[Record set]:
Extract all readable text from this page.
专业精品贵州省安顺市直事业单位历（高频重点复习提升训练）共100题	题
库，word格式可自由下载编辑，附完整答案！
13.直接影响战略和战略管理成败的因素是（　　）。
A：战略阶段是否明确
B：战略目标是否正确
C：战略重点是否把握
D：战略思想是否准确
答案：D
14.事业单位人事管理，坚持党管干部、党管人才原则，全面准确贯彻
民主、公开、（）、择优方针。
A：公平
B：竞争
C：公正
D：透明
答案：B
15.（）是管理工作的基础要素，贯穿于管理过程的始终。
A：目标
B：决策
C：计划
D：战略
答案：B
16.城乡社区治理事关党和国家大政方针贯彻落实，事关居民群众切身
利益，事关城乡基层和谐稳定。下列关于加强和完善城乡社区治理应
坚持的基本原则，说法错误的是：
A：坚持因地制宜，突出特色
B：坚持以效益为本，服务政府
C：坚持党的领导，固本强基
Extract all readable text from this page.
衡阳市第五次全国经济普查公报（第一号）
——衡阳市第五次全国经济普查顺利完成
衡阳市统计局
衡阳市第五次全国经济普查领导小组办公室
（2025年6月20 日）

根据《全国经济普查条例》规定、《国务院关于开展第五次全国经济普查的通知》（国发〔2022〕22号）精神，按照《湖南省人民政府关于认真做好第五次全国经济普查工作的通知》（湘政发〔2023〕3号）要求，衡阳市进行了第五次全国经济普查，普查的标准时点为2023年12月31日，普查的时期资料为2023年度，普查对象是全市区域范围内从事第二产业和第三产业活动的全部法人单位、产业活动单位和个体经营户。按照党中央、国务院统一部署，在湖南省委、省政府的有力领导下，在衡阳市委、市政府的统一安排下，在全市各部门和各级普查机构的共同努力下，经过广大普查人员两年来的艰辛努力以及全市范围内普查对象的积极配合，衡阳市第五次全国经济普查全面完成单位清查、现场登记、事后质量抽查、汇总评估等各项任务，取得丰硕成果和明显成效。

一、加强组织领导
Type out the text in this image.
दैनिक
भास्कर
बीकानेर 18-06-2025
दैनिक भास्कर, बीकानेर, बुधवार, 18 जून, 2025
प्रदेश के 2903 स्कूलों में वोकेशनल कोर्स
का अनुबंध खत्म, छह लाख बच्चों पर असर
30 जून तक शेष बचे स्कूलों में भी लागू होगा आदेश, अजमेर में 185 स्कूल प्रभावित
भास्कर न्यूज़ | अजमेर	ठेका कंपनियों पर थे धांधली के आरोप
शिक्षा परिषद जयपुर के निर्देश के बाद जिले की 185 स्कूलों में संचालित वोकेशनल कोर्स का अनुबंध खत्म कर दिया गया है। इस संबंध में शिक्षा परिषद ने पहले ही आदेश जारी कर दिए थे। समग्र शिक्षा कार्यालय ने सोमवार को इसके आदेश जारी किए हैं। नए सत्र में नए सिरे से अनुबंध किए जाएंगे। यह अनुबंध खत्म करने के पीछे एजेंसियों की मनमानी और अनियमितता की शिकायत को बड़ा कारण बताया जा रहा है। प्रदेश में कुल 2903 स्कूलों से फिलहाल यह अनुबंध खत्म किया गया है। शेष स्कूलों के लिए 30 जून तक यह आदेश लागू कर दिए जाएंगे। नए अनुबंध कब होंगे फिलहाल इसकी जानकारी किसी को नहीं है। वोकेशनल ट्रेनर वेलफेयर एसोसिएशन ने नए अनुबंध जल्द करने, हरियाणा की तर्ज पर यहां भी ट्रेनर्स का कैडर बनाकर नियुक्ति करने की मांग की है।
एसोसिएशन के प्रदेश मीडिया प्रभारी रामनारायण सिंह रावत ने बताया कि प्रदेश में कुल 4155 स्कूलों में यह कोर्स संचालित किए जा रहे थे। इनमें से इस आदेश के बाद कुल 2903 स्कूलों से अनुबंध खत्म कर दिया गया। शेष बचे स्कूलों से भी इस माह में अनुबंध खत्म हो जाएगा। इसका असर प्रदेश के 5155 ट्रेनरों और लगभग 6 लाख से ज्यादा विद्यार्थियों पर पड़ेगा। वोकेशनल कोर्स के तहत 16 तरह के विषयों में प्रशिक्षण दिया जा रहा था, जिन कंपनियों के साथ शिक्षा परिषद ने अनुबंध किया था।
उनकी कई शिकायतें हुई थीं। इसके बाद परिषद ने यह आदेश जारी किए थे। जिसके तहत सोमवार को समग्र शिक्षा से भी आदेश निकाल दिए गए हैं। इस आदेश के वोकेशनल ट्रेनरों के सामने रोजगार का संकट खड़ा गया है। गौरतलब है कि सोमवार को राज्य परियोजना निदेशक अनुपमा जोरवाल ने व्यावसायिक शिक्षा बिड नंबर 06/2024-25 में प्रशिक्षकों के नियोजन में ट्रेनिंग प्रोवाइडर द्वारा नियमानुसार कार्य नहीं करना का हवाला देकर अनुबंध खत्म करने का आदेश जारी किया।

[Exercise instructions]:
Output all of the material exactly as written.

[Correct answer]:
Extract all readable text from this page.
专业精品贵州省安顺市直事业单位历（高频重点复习提升训练）共100题	题
库，word格式可自由下载编辑，附完整答案！
13.直接影响战略和战略管理成败的因素是（　　）。
A：战略阶段是否明确
B：战略目标是否正确
C：战略重点是否把握
D：战略思想是否准确
答案：D
14.事业单位人事管理，坚持党管干部、党管人才原则，全面准确贯彻
民主、公开、（）、择优方针。
A：公平
B：竞争
C：公正
D：透明
答案：B
15.（）是管理工作的基础要素，贯穿于管理过程的始终。
A：目标
B：决策
C：计划
D：战略
答案：B
16.城乡社区治理事关党和国家大政方针贯彻落实，事关居民群众切身
利益，事关城乡基层和谐稳定。下列关于加强和完善城乡社区治理应
坚持的基本原则，说法错误的是：
A：坚持因地制宜，突出特色
B：坚持以效益为本，服务政府
C：坚持党的领导，固本强基
Extract all readable text from this page.
衡阳市第五次全国经济普查公报（第一号）
——衡阳市第五次全国经济普查顺利完成
衡阳市统计局
衡阳市第五次全国经济普查领导小组办公室
（2025年6月20 日）

根据《全国经济普查条例》规定、《国务院关于开展第五次全国经济普查的通知》（国发〔2022〕22号）精神，按照《湖南省人民政府关于认真做好第五次全国经济普查工作的通知》（湘政发〔2023〕3号）要求，衡阳市进行了第五次全国经济普查，普查的标准时点为2023年12月31日，普查的时期资料为2023年度，普查对象是全市区域范围内从事第二产业和第三产业活动的全部法人单位、产业活动单位和个体经营户。按照党中央、国务院统一部署，在湖南省委、省政府的有力领导下，在衡阳市委、市政府的统一安排下，在全市各部门和各级普查机构的共同努力下，经过广大普查人员两年来的艰辛努力以及全市范围内普查对象的积极配合，衡阳市第五次全国经济普查全面完成单位清查、现场登记、事后质量抽查、汇总评估等各项任务，取得丰硕成果和明显成效。

一、加强组织领导
Type out the text in this image.
दैनिक
भास्कर
बीकानेर 18-06-2025
दैनिक भास्कर, बीकानेर, बुधवार, 18 जून, 2025
प्रदेश के 2903 स्कूलों में वोकेशनल कोर्स
का अनुबंध खत्म, छह लाख बच्चों पर असर
30 जून तक शेष बचे स्कूलों में भी लागू होगा आदेश, अजमेर में 185 स्कूल प्रभावित
भास्कर न्यूज़ | अजमेर	ठेका कंपनियों पर थे धांधली के आरोप
शिक्षा परिषद जयपुर के निर्देश के बाद जिले की 185 स्कूलों में संचालित वोकेशनल कोर्स का अनुबंध खत्म कर दिया गया है। इस संबंध में शिक्षा परिषद ने पहले ही आदेश जारी कर दिए थे। समग्र शिक्षा कार्यालय ने सोमवार को इसके आदेश जारी किए हैं। नए सत्र में नए सिरे से अनुबंध किए जाएंगे। यह अनुबंध खत्म करने के पीछे एजेंसियों की मनमानी और अनियमितता की शिकायत को बड़ा कारण बताया जा रहा है। प्रदेश में कुल 2903 स्कूलों से फिलहाल यह अनुबंध खत्म किया गया है। शेष स्कूलों के लिए 30 जून तक यह आदेश लागू कर दिए जाएंगे। नए अनुबंध कब होंगे फिलहाल इसकी जानकारी किसी को नहीं है। वोकेशनल ट्रेनर वेलफेयर एसोसिएशन ने नए अनुबंध जल्द करने, हरियाणा की तर्ज पर यहां भी ट्रेनर्स का कैडर बनाकर नियुक्ति करने की मांग की है।
एसोसिएशन के प्रदेश मीडिया प्रभारी रामनारायण सिंह रावत ने बताया कि प्रदेश में कुल 4155 स्कूलों में यह कोर्स संचालित किए जा रहे थे। इनमें से इस आदेश के बाद कुल 2903 स्कूलों से अनुबंध खत्म कर दिया गया। शेष बचे स्कूलों से भी इस माह में अनुबंध खत्म हो जाएगा। इसका असर प्रदेश के 5155 ट्रेनरों और लगभग 6 लाख से ज्यादा विद्यार्थियों पर पड़ेगा। वोकेशनल कोर्स के तहत 16 तरह के विषयों में प्रशिक्षण दिया जा रहा था, जिन कंपनियों के साथ शिक्षा परिषद ने अनुबंध किया था।
उनकी कई शिकायतें हुई थीं। इसके बाद परिषद ने यह आदेश जारी किए थे। जिसके तहत सोमवार को समग्र शिक्षा से भी आदेश निकाल दिए गए हैं। इस आदेश के वोकेशनल ट्रेनरों के सामने रोजगार का संकट खड़ा गया है। गौरतलब है कि सोमवार को राज्य परियोजना निदेशक अनुपमा जोरवाल ने व्यावसायिक शिक्षा बिड नंबर 06/2024-25 में प्रशिक्षकों के नियोजन में ट्रेनिंग प्रोवाइडर द्वारा नियमानुसार कार्य नहीं करना का हवाला देकर अनुबंध खत्म करने का आदेश जारी किया।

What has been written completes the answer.